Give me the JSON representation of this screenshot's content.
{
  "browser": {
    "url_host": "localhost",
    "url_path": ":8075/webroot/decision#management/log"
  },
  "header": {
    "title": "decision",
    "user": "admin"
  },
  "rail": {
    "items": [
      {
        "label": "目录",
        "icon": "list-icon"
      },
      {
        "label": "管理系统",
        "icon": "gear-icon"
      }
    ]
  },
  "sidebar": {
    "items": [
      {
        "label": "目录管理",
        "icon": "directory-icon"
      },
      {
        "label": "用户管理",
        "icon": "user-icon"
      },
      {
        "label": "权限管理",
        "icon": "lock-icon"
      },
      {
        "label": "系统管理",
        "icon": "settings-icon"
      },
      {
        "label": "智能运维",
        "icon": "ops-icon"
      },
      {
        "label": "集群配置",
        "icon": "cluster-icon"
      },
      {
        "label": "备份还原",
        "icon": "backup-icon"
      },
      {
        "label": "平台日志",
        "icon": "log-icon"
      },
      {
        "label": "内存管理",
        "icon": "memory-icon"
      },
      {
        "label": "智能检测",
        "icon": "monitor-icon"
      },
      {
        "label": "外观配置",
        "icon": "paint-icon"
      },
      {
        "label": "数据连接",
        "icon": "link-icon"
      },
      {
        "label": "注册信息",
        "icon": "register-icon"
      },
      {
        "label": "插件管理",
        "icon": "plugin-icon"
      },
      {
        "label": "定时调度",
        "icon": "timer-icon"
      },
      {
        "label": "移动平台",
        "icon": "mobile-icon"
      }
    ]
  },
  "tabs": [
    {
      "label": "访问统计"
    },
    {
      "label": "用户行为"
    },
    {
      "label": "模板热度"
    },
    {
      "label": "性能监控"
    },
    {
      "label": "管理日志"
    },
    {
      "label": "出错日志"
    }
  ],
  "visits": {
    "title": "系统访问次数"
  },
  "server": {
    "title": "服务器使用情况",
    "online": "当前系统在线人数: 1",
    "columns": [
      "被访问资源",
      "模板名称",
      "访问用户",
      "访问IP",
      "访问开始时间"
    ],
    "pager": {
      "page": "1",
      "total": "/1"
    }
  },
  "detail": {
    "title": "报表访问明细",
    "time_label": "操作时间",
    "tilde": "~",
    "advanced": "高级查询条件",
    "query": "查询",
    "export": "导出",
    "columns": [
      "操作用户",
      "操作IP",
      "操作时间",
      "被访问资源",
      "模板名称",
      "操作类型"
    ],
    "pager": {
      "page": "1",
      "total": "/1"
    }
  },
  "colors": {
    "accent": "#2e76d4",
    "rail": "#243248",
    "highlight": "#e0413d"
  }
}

════════════════════

> TASK DETAILS: Report every line containing the word "decision" from the listing above.

> TASK RESPONSE:
    "url_path": ":8075/webroot/decision#management/log"
    "title": "decision",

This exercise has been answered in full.